* **Aim of the task**
State how many lines of the entries below hold the word "phép"; reply with nothing but the number.

* **Material for this exercise**
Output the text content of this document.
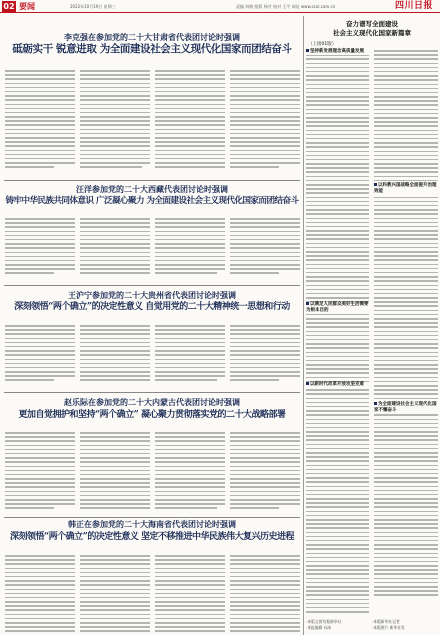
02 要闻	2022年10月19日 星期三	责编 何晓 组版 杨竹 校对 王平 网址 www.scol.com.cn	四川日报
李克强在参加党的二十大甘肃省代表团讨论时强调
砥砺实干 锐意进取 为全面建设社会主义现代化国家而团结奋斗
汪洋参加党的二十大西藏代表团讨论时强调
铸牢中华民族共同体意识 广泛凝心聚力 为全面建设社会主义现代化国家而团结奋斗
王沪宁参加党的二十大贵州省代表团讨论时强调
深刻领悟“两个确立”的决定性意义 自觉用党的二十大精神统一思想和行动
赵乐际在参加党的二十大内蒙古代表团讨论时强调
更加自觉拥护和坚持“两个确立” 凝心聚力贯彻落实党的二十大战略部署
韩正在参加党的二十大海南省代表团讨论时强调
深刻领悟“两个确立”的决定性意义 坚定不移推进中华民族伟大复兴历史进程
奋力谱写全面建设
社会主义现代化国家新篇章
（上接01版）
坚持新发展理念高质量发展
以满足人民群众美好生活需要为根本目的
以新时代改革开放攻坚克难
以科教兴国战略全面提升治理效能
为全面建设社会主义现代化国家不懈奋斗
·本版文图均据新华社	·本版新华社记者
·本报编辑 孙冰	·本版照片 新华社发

--

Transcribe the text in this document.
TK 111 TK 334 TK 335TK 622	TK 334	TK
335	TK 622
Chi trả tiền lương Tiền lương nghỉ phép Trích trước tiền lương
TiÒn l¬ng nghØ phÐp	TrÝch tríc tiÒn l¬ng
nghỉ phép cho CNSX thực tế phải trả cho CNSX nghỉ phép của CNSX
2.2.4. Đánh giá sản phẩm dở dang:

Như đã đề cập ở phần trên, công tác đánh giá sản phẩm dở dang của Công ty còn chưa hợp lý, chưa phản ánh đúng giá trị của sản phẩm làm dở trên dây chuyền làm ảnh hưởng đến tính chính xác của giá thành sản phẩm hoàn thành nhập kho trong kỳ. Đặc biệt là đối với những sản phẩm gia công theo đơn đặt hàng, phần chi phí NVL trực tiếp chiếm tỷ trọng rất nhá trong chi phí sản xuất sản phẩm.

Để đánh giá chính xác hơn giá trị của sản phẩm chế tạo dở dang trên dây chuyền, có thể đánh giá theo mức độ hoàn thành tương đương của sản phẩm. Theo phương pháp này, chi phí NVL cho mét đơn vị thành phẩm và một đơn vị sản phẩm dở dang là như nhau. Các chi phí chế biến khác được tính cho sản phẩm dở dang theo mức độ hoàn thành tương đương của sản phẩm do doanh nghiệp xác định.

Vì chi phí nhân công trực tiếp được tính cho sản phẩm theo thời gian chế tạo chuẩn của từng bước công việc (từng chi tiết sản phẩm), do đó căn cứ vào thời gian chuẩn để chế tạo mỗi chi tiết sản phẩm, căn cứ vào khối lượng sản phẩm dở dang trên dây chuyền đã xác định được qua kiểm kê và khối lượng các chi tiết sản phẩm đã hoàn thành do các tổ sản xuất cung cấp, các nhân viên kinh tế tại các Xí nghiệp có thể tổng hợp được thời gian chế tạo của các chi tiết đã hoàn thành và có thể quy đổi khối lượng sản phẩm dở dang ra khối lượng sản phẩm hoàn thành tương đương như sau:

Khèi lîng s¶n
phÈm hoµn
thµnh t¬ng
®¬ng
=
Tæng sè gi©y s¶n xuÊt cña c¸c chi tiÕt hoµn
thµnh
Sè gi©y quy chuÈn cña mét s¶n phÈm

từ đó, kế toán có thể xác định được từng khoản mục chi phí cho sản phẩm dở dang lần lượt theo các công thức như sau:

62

* **Expected answer**
2